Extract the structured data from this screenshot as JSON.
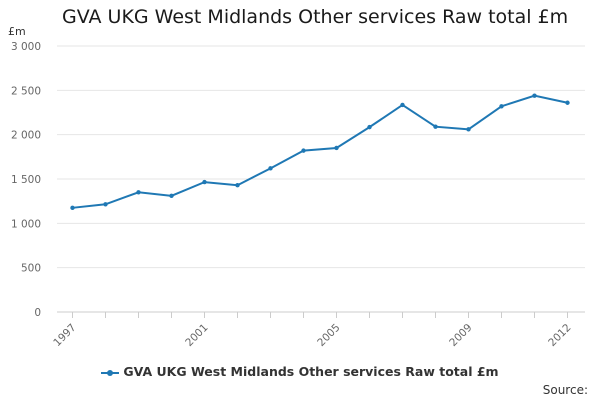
{
  "chart_data": {
    "type": "line",
    "title": "GVA UKG West Midlands Other services Raw total £m",
    "ylabel": "£m",
    "xlabel": "",
    "ylim": [
      0,
      3000
    ],
    "yticks": [
      "0",
      "500",
      "1 000",
      "1 500",
      "2 000",
      "2 500",
      "3 000"
    ],
    "xtick_labels": [
      "1997",
      "2001",
      "2005",
      "2009",
      "2012"
    ],
    "x": [
      1997,
      1998,
      1999,
      2000,
      2001,
      2002,
      2003,
      2004,
      2005,
      2006,
      2007,
      2008,
      2009,
      2010,
      2011,
      2012
    ],
    "series": [
      {
        "name": "GVA UKG West Midlands Other services Raw total £m",
        "values": [
          1175,
          1215,
          1350,
          1310,
          1465,
          1430,
          1620,
          1820,
          1850,
          2085,
          2335,
          2090,
          2060,
          2320,
          2440,
          2360
        ]
      }
    ],
    "color": "#1f78b4",
    "grid": true,
    "legend": "bottom-center"
  },
  "footer": {
    "source": "Source:"
  }
}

Task instructions >> Identify each line in the records above containing the word "West"; copy those lines.

Response >>
    "title": "GVA UKG West Midlands Other services Raw total £m",
        "name": "GVA UKG West Midlands Other services Raw total £m",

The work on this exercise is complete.